● **Records excerpted from a collection**:
--

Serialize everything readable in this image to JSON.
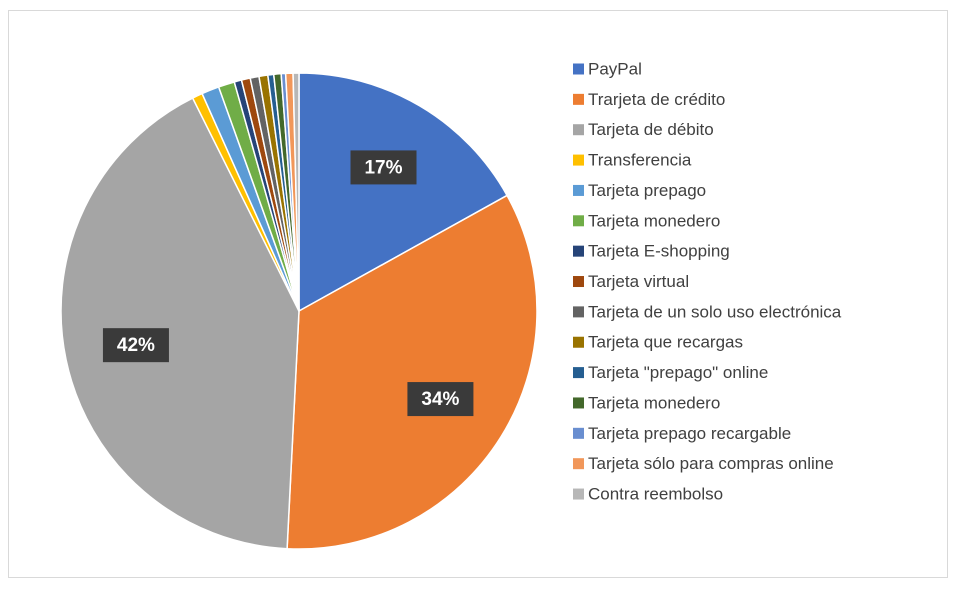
{
  "chart_data": {
    "type": "pie",
    "categories": [
      "PayPal",
      "Trarjeta de crédito",
      "Tarjeta de débito",
      "Transferencia",
      "Tarjeta prepago",
      "Tarjeta monedero",
      "Tarjeta E-shopping",
      "Tarjeta virtual",
      "Tarjeta de un solo uso electrónica",
      "Tarjeta que recargas",
      "Tarjeta \"prepago\" online",
      "Tarjeta monedero",
      "Tarjeta prepago recargable",
      "Tarjeta sólo para compras online",
      "Contra reembolso"
    ],
    "values": [
      17,
      34,
      42,
      0.7,
      1.2,
      1.1,
      0.5,
      0.6,
      0.6,
      0.6,
      0.4,
      0.5,
      0.3,
      0.5,
      0.4
    ],
    "value_labels": [
      "17%",
      "34%",
      "42%",
      null,
      null,
      null,
      null,
      null,
      null,
      null,
      null,
      null,
      null,
      null,
      null
    ],
    "colors": [
      "#4472c4",
      "#ed7d31",
      "#a5a5a5",
      "#ffc000",
      "#5b9bd5",
      "#70ad47",
      "#264478",
      "#9e480e",
      "#636363",
      "#997300",
      "#255e91",
      "#43682b",
      "#698ed0",
      "#f1975a",
      "#b7b7b7"
    ],
    "legend": "right"
  }
}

--

● **SET PROBLEM**: Reproduce every record above exactly, omitting the pictures.

● **FINAL ANSWER**:
Serialize everything readable in this image to JSON.
{
  "chart_data": {
    "type": "pie",
    "categories": [
      "PayPal",
      "Trarjeta de crédito",
      "Tarjeta de débito",
      "Transferencia",
      "Tarjeta prepago",
      "Tarjeta monedero",
      "Tarjeta E-shopping",
      "Tarjeta virtual",
      "Tarjeta de un solo uso electrónica",
      "Tarjeta que recargas",
      "Tarjeta \"prepago\" online",
      "Tarjeta monedero",
      "Tarjeta prepago recargable",
      "Tarjeta sólo para compras online",
      "Contra reembolso"
    ],
    "values": [
      17,
      34,
      42,
      0.7,
      1.2,
      1.1,
      0.5,
      0.6,
      0.6,
      0.6,
      0.4,
      0.5,
      0.3,
      0.5,
      0.4
    ],
    "value_labels": [
      "17%",
      "34%",
      "42%",
      null,
      null,
      null,
      null,
      null,
      null,
      null,
      null,
      null,
      null,
      null,
      null
    ],
    "colors": [
      "#4472c4",
      "#ed7d31",
      "#a5a5a5",
      "#ffc000",
      "#5b9bd5",
      "#70ad47",
      "#264478",
      "#9e480e",
      "#636363",
      "#997300",
      "#255e91",
      "#43682b",
      "#698ed0",
      "#f1975a",
      "#b7b7b7"
    ],
    "legend": "right"
  }
}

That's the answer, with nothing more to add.